**WHAT NEEDS TO BE DONE:** Copy the Animusic post below word for word, reproducing every line without any change.

**READING PASSAGE:**
Animusic: a Pipe Dream

My Musician Brother, Curt, turned me on last week to something very cool. I ordered a copy of this disk and WOW! What a neat concept!

Wayne Lytle, a New York musician, did postgrad work in computer graphics at Cornell. His Animusic concept is a way to visualize the music he creates. He does this with incredibly sophisticated graphics software (each frame takes about 5 minutes of computer time to render; there are about 30 frames per second of visualizations), and essentially you see the instruments playing themselves — with some wild twists.

Many of the instruments are based in reality, but others aren’t (most notably lasers which do background chords). My favorite is called “Pipe Dream”, which really appeals to the nerd in me; the whole instrumental setup is just so plausible (on one level) that you think that maybe it just might work in real life:

One Thing that appeals to me (since it’s so similar to my own business model) is Wayne’s distribution style — he’s pretty much doing it himself, selling off his web site.

“We send both U.S. and international orders out every day,” he tells me. “We have been overwhelmed by the enthusiastic responses we’ve been getting on a daily basis. The audience is so wide (brainy engineers, head-bangin’ musicians, 3-year-olds, grandparents…) this was a little unexpected, and of course quite welcome. Even so, getting the DVD physically in stores is something being seriously contemplated.”

**DATA ENTRIES:**
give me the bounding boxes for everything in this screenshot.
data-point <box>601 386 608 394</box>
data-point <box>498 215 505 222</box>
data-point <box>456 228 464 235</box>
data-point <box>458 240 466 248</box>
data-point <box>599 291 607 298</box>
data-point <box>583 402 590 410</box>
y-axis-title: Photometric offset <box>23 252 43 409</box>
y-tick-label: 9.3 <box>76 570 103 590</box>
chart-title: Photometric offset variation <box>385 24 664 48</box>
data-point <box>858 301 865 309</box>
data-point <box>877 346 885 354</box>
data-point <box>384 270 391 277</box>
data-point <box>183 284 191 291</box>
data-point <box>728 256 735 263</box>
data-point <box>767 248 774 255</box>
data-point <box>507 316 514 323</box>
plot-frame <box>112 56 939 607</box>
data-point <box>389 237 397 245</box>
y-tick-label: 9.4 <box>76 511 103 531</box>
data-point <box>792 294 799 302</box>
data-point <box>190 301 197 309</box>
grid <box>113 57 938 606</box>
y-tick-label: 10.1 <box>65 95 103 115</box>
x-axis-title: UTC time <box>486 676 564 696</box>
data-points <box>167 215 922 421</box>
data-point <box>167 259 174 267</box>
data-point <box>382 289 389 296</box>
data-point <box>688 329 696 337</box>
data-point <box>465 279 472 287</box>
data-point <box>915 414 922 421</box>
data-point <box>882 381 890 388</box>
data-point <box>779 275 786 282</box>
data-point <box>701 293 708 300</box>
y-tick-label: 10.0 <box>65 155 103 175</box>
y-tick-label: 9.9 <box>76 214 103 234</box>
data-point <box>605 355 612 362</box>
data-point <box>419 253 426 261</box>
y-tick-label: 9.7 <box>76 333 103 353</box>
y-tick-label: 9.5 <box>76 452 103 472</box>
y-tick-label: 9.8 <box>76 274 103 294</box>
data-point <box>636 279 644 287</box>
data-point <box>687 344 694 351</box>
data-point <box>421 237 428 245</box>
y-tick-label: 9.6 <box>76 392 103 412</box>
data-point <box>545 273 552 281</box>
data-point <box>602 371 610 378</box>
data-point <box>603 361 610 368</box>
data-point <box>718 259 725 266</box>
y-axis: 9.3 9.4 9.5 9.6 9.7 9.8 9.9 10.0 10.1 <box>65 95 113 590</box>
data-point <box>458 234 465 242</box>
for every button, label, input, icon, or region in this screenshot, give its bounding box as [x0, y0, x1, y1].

* * *

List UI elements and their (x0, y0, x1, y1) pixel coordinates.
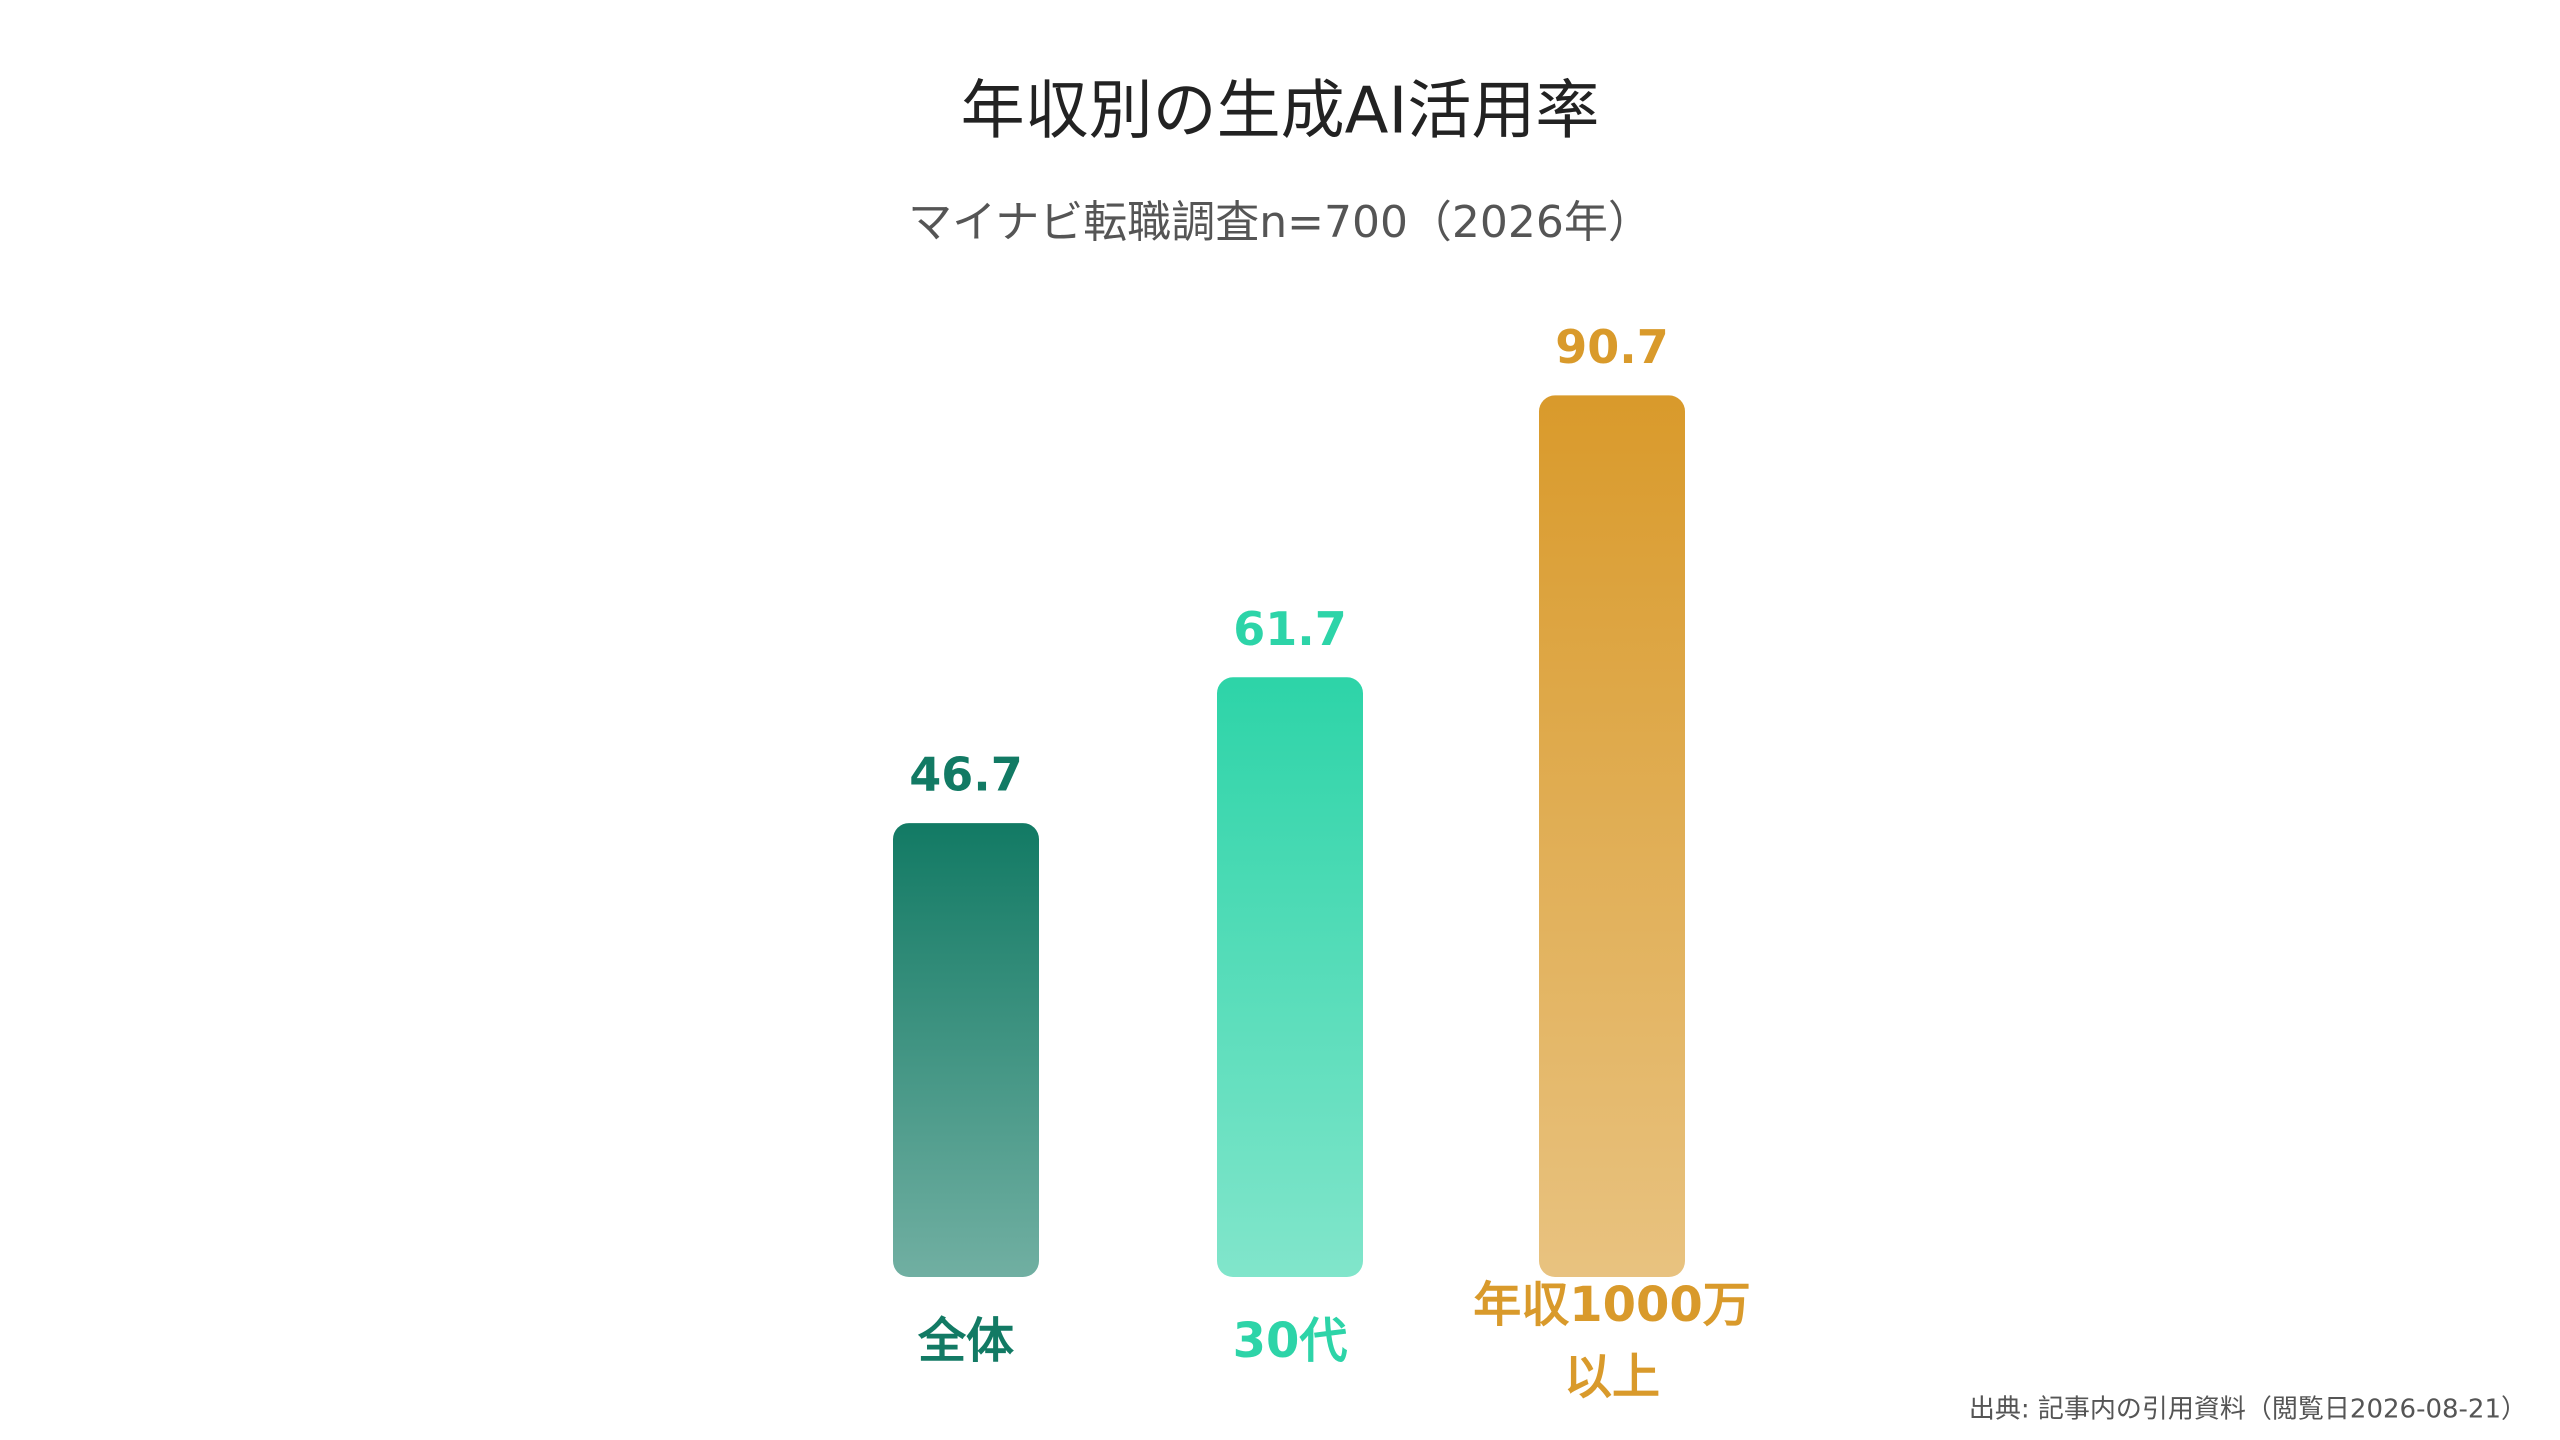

**CORRECT ANSWER:**
Animusic: a Pipe Dream

My Musician Brother, Curt, turned me on last week to something very cool. I ordered a copy of this disk and WOW! What a neat concept!

Wayne Lytle, a New York musician, did postgrad work in computer graphics at Cornell. His Animusic concept is a way to visualize the music he creates. He does this with incredibly sophisticated graphics software (each frame takes about 5 minutes of computer time to render; there are about 30 frames per second of visualizations), and essentially you see the instruments playing themselves — with some wild twists.

Many of the instruments are based in reality, but others aren’t (most notably lasers which do background chords). My favorite is called “Pipe Dream”, which really appeals to the nerd in me; the whole instrumental setup is just so plausible (on one level) that you think that maybe it just might work in real life:

One Thing that appeals to me (since it’s so similar to my own business model) is Wayne’s distribution style — he’s pretty much doing it himself, selling off his web site.

“We send both U.S. and international orders out every day,” he tells me. “We have been overwhelmed by the enthusiastic responses we’ve been getting on a daily basis. The audience is so wide (brainy engineers, head-bangin’ musicians, 3-year-olds, grandparents…) this was a little unexpected, and of course quite welcome. Even so, getting the DVD physically in stores is something being seriously contemplated.”